→ **What you are asked to do**:
A verbatim printing of the entries that follow is needed; pictures must not appear in it.

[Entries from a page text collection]
*** Begin section ***

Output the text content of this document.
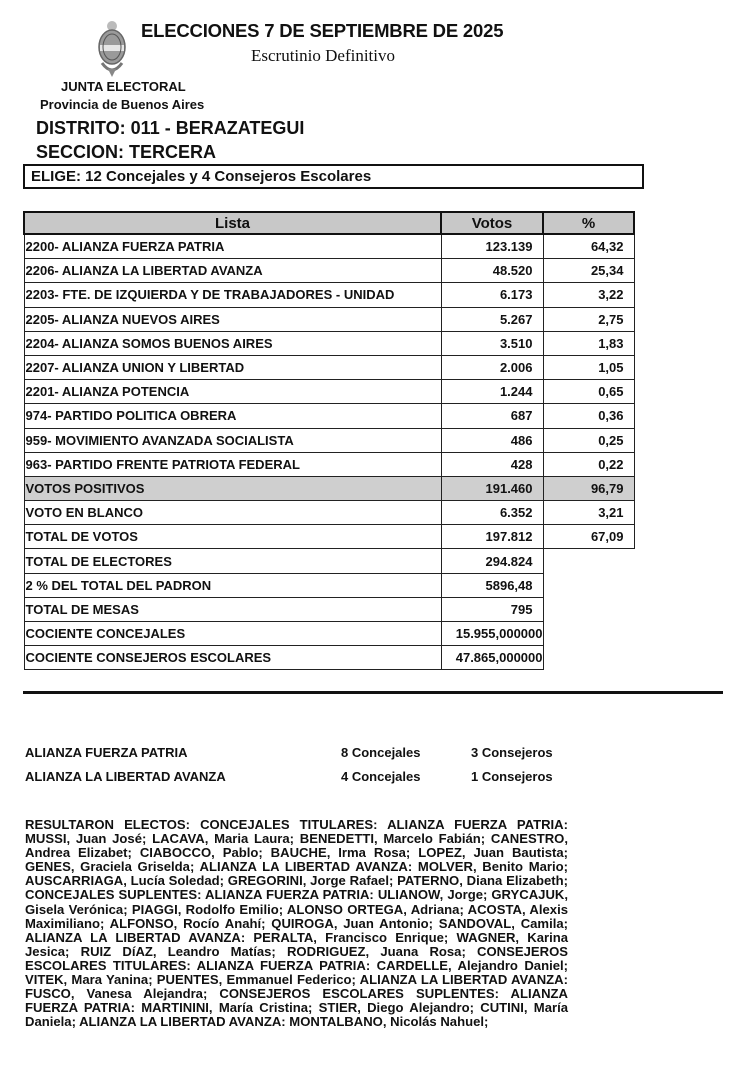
ELECCIONES 7 DE SEPTIEMBRE DE 2025
Escrutinio Definitivo
JUNTA ELECTORAL
Provincia de Buenos Aires
DISTRITO: 011 - BERAZATEGUI
SECCION: TERCERA
ELIGE: 12 Concejales y 4 Consejeros Escolares
Lista	Votos	%
2200- ALIANZA FUERZA PATRIA	123.139	64,32
2206- ALIANZA LA LIBERTAD AVANZA	48.520	25,34
2203- FTE. DE IZQUIERDA Y DE TRABAJADORES - UNIDAD	6.173	3,22
2205- ALIANZA NUEVOS AIRES	5.267	2,75
2204- ALIANZA SOMOS BUENOS AIRES	3.510	1,83
2207- ALIANZA UNION Y LIBERTAD	2.006	1,05
2201- ALIANZA POTENCIA	1.244	0,65
974- PARTIDO POLITICA OBRERA	687	0,36
959- MOVIMIENTO AVANZADA SOCIALISTA	486	0,25
963- PARTIDO FRENTE PATRIOTA FEDERAL	428	0,22
VOTOS POSITIVOS	191.460	96,79
VOTO EN BLANCO	6.352	3,21
TOTAL DE VOTOS	197.812	67,09
TOTAL DE ELECTORES	294.824	
2 % DEL TOTAL DEL PADRON	5896,48	
TOTAL DE MESAS	795	
COCIENTE CONCEJALES	15.955,000000	
COCIENTE CONSEJEROS ESCOLARES	47.865,000000	
ALIANZA FUERZA PATRIA	8 Concejales	3 Consejeros
ALIANZA LA LIBERTAD AVANZA	4 Concejales	1 Consejeros
RESULTARON ELECTOS: CONCEJALES TITULARES: ALIANZA FUERZA PATRIA: MUSSI, Juan José; LACAVA, Maria Laura; BENEDETTI, Marcelo Fabián; CANESTRO, Andrea Elizabet; CIABOCCO, Pablo; BAUCHE, Irma Rosa; LOPEZ, Juan Bautista; GENES, Graciela Griselda; ALIANZA LA LIBERTAD AVANZA: MOLVER, Benito Mario; AUSCARRIAGA, Lucía Soledad; GREGORINI, Jorge Rafael; PATERNO, Diana Elizabeth; CONCEJALES SUPLENTES: ALIANZA FUERZA PATRIA: ULIANOW, Jorge; GRYCAJUK, Gisela Verónica; PIAGGI, Rodolfo Emilio; ALONSO ORTEGA, Adriana; ACOSTA, Alexis Maximiliano; ALFONSO, Rocío Anahí; QUIROGA, Juan Antonio; SANDOVAL, Camila; ALIANZA LA LIBERTAD AVANZA: PERALTA, Francisco Enrique; WAGNER, Karina Jesica; RUIZ DíAZ, Leandro Matías; RODRIGUEZ, Juana Rosa; CONSEJEROS ESCOLARES TITULARES: ALIANZA FUERZA PATRIA: CARDELLE, Alejandro Daniel; VITEK, Mara Yanina; PUENTES, Emmanuel Federico; ALIANZA LA LIBERTAD AVANZA: FUSCO, Vanesa Alejandra; CONSEJEROS ESCOLARES SUPLENTES: ALIANZA FUERZA PATRIA: MARTININI, María Cristina; STIER, Diego Alejandro; CUTINI, María Daniela; ALIANZA LA LIBERTAD AVANZA: MONTALBANO, Nicolás Nahuel;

*** End section ***

→ **Solution**:
Output the text content of this document.
ELECCIONES 7 DE SEPTIEMBRE DE 2025
Escrutinio Definitivo
JUNTA ELECTORAL
Provincia de Buenos Aires
DISTRITO: 011 - BERAZATEGUI
SECCION: TERCERA
ELIGE: 12 Concejales y 4 Consejeros Escolares
Lista	Votos	%
2200- ALIANZA FUERZA PATRIA	123.139	64,32
2206- ALIANZA LA LIBERTAD AVANZA	48.520	25,34
2203- FTE. DE IZQUIERDA Y DE TRABAJADORES - UNIDAD	6.173	3,22
2205- ALIANZA NUEVOS AIRES	5.267	2,75
2204- ALIANZA SOMOS BUENOS AIRES	3.510	1,83
2207- ALIANZA UNION Y LIBERTAD	2.006	1,05
2201- ALIANZA POTENCIA	1.244	0,65
974- PARTIDO POLITICA OBRERA	687	0,36
959- MOVIMIENTO AVANZADA SOCIALISTA	486	0,25
963- PARTIDO FRENTE PATRIOTA FEDERAL	428	0,22
VOTOS POSITIVOS	191.460	96,79
VOTO EN BLANCO	6.352	3,21
TOTAL DE VOTOS	197.812	67,09
TOTAL DE ELECTORES	294.824	
2 % DEL TOTAL DEL PADRON	5896,48	
TOTAL DE MESAS	795	
COCIENTE CONCEJALES	15.955,000000	
COCIENTE CONSEJEROS ESCOLARES	47.865,000000	
ALIANZA FUERZA PATRIA	8 Concejales	3 Consejeros
ALIANZA LA LIBERTAD AVANZA	4 Concejales	1 Consejeros
RESULTARON ELECTOS: CONCEJALES TITULARES: ALIANZA FUERZA PATRIA: MUSSI, Juan José; LACAVA, Maria Laura; BENEDETTI, Marcelo Fabián; CANESTRO, Andrea Elizabet; CIABOCCO, Pablo; BAUCHE, Irma Rosa; LOPEZ, Juan Bautista; GENES, Graciela Griselda; ALIANZA LA LIBERTAD AVANZA: MOLVER, Benito Mario; AUSCARRIAGA, Lucía Soledad; GREGORINI, Jorge Rafael; PATERNO, Diana Elizabeth; CONCEJALES SUPLENTES: ALIANZA FUERZA PATRIA: ULIANOW, Jorge; GRYCAJUK, Gisela Verónica; PIAGGI, Rodolfo Emilio; ALONSO ORTEGA, Adriana; ACOSTA, Alexis Maximiliano; ALFONSO, Rocío Anahí; QUIROGA, Juan Antonio; SANDOVAL, Camila; ALIANZA LA LIBERTAD AVANZA: PERALTA, Francisco Enrique; WAGNER, Karina Jesica; RUIZ DíAZ, Leandro Matías; RODRIGUEZ, Juana Rosa; CONSEJEROS ESCOLARES TITULARES: ALIANZA FUERZA PATRIA: CARDELLE, Alejandro Daniel; VITEK, Mara Yanina; PUENTES, Emmanuel Federico; ALIANZA LA LIBERTAD AVANZA: FUSCO, Vanesa Alejandra; CONSEJEROS ESCOLARES SUPLENTES: ALIANZA FUERZA PATRIA: MARTININI, María Cristina; STIER, Diego Alejandro; CUTINI, María Daniela; ALIANZA LA LIBERTAD AVANZA: MONTALBANO, Nicolás Nahuel;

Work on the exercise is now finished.